Items from a figure collection
:::::

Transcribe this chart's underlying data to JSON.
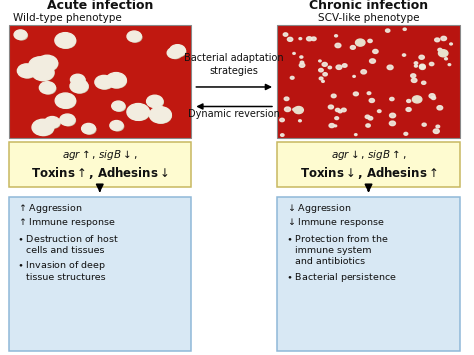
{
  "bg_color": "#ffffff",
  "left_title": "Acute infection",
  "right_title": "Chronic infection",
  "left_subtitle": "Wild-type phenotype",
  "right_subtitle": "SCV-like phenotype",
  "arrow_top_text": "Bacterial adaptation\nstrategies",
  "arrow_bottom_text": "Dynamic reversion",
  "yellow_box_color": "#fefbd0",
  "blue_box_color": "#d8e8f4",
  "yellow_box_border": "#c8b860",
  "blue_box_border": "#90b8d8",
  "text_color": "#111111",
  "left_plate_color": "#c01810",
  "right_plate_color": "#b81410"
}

:::::

Problem requirements:
Reproduce each entry precisely, dropping only the pictures.

Solution to the exercise:
Transcribe this chart's underlying data to JSON.
{
  "bg_color": "#ffffff",
  "left_title": "Acute infection",
  "right_title": "Chronic infection",
  "left_subtitle": "Wild-type phenotype",
  "right_subtitle": "SCV-like phenotype",
  "arrow_top_text": "Bacterial adaptation\nstrategies",
  "arrow_bottom_text": "Dynamic reversion",
  "yellow_box_color": "#fefbd0",
  "blue_box_color": "#d8e8f4",
  "yellow_box_border": "#c8b860",
  "blue_box_border": "#90b8d8",
  "text_color": "#111111",
  "left_plate_color": "#c01810",
  "right_plate_color": "#b81410"
}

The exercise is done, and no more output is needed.